● Exercise task:
Exactly repeat the material, dropping only the pictures.

[start Data for this task]

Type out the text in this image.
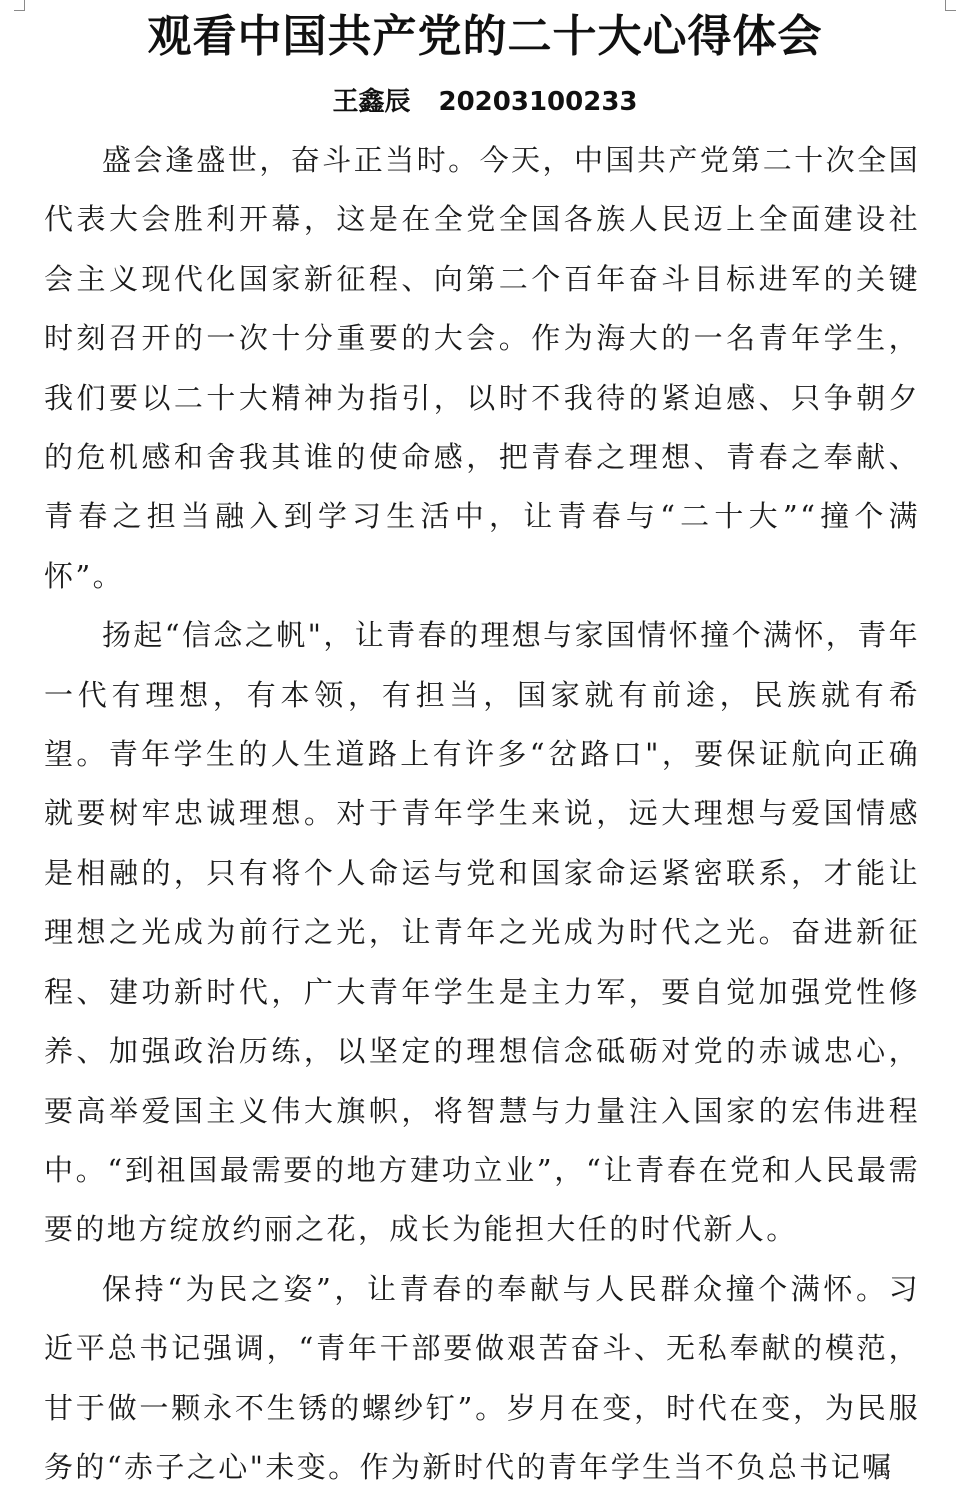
观看中国共产党的二十大心得体会
王鑫辰 20203100233

盛会逢盛世，奋斗正当时。今天，中国共产党第二十次全国代表大会胜利开幕，这是在全党全国各族人民迈上全面建设社会主义现代化国家新征程、向第二个百年奋斗目标进军的关键时刻召开的一次十分重要的大会。作为海大的一名青年学生，我们要以二十大精神为指引，以时不我待的紧迫感、只争朝夕的危机感和舍我其谁的使命感，把青春之理想、青春之奉献、青春之担当融入到学习生活中，让青春与“二十大”“撞个满怀”。

扬起“信念之帆"，让青春的理想与家国情怀撞个满怀，青年一代有理想，有本领，有担当，国家就有前途，民族就有希望。青年学生的人生道路上有许多“岔路口"，要保证航向正确就要树牢忠诚理想。对于青年学生来说，远大理想与爱国情感是相融的，只有将个人命运与党和国家命运紧密联系，才能让理想之光成为前行之光，让青年之光成为时代之光。奋进新征程、建功新时代，广大青年学生是主力军，要自觉加强党性修养、加强政治历练，以坚定的理想信念砥砺对党的赤诚忠心，要高举爱国主义伟大旗帜，将智慧与力量注入国家的宏伟进程中。“到祖国最需要的地方建功立业”，“让青春在党和人民最需要的地方绽放约丽之花，成长为能担大任的时代新人。

保持“为民之姿”，让青春的奉献与人民群众撞个满怀。习近平总书记强调，“青年干部要做艰苦奋斗、无私奉献的模范，甘于做一颗永不生锈的螺纱钉”。岁月在变，时代在变，为民服务的“赤子之心"未变。作为新时代的青年学生当不负总书记嘱
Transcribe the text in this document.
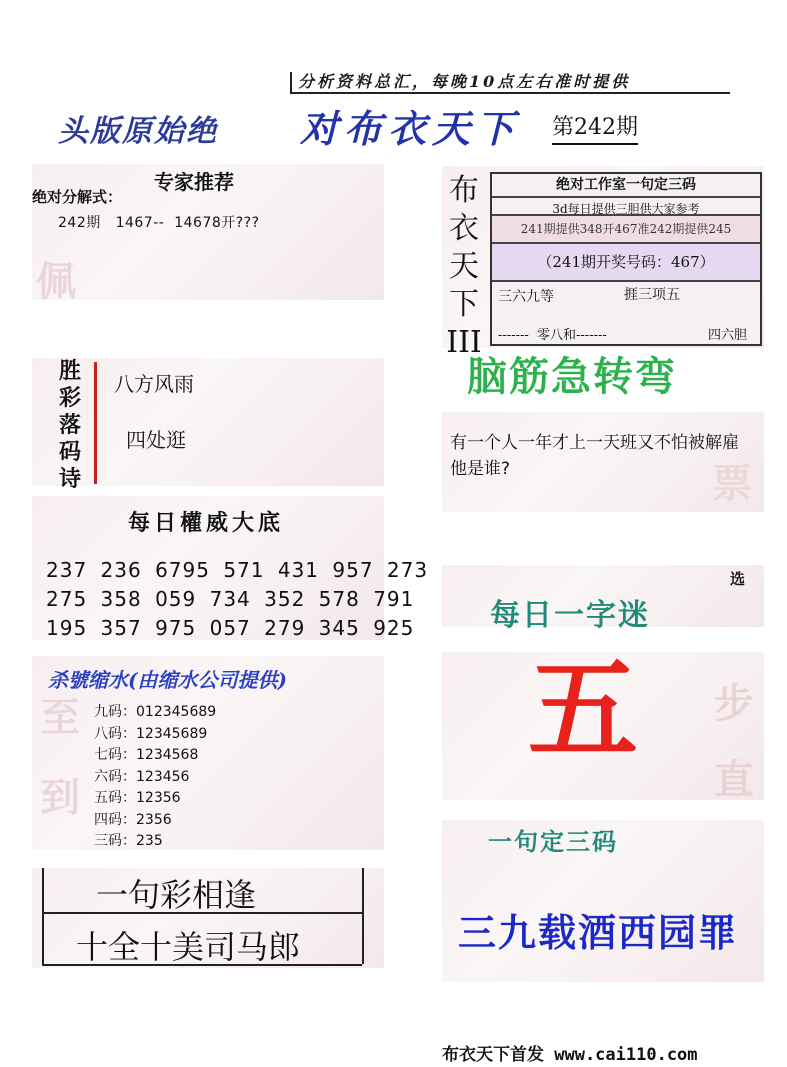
分析资料总汇，每晚10点左右准时提供
头版原始绝 对布衣天下 第242期
佩
专家推荐
绝对分解式：
242期   1467--  14678开???
胜彩落码诗
八方风雨
四处逛
每日權威大底
237 236 6795 571 431 957 273
275 358 059 734 352 578 791
195 357 975 057 279 345 925
至
到
杀號缩水(由缩水公司提供)
九码：012345689
八码：12345689
七码：1234568
六码：123456
五码：12356
四码：2356
三码：235
一句彩相逢
十全十美司马郎
布衣天下III
绝对工作室一句定三码
3d每日提供三胆供大家参考
241期提供348开467准242期提供245
（241期开奖号码：467）
三六九等	捱三项五
-------  零八和-------	四六胆
票
脑筋急转弯
有一个人一年才上一天班又不怕被解雇他是谁?
选
每日一字迷
步
直
五
一句定三码
三九载酒西园罪
布衣天下首发 www.cai110.com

[end Data for this task]

● Answer to the exercise:
Type out the text in this image.
观看中国共产党的二十大心得体会
王鑫辰 20203100233

盛会逢盛世，奋斗正当时。今天，中国共产党第二十次全国代表大会胜利开幕，这是在全党全国各族人民迈上全面建设社会主义现代化国家新征程、向第二个百年奋斗目标进军的关键时刻召开的一次十分重要的大会。作为海大的一名青年学生，我们要以二十大精神为指引，以时不我待的紧迫感、只争朝夕的危机感和舍我其谁的使命感，把青春之理想、青春之奉献、青春之担当融入到学习生活中，让青春与“二十大”“撞个满怀”。

扬起“信念之帆"，让青春的理想与家国情怀撞个满怀，青年一代有理想，有本领，有担当，国家就有前途，民族就有希望。青年学生的人生道路上有许多“岔路口"，要保证航向正确就要树牢忠诚理想。对于青年学生来说，远大理想与爱国情感是相融的，只有将个人命运与党和国家命运紧密联系，才能让理想之光成为前行之光，让青年之光成为时代之光。奋进新征程、建功新时代，广大青年学生是主力军，要自觉加强党性修养、加强政治历练，以坚定的理想信念砥砺对党的赤诚忠心，要高举爱国主义伟大旗帜，将智慧与力量注入国家的宏伟进程中。“到祖国最需要的地方建功立业”，“让青春在党和人民最需要的地方绽放约丽之花，成长为能担大任的时代新人。

保持“为民之姿”，让青春的奉献与人民群众撞个满怀。习近平总书记强调，“青年干部要做艰苦奋斗、无私奉献的模范，甘于做一颗永不生锈的螺纱钉”。岁月在变，时代在变，为民服务的“赤子之心"未变。作为新时代的青年学生当不负总书记嘱
Transcribe the text in this document.
分析资料总汇，每晚10点左右准时提供
头版原始绝 对布衣天下 第242期
佩
专家推荐
绝对分解式：
242期   1467--  14678开???
胜彩落码诗
八方风雨
四处逛
每日權威大底
237 236 6795 571 431 957 273
275 358 059 734 352 578 791
195 357 975 057 279 345 925
至
到
杀號缩水(由缩水公司提供)
九码：012345689
八码：12345689
七码：1234568
六码：123456
五码：12356
四码：2356
三码：235
一句彩相逢
十全十美司马郎
布衣天下III
绝对工作室一句定三码
3d每日提供三胆供大家参考
241期提供348开467准242期提供245
（241期开奖号码：467）
三六九等	捱三项五
-------  零八和-------	四六胆
票
脑筋急转弯
有一个人一年才上一天班又不怕被解雇他是谁?
选
每日一字迷
步
直
五
一句定三码
三九载酒西园罪
布衣天下首发 www.cai110.com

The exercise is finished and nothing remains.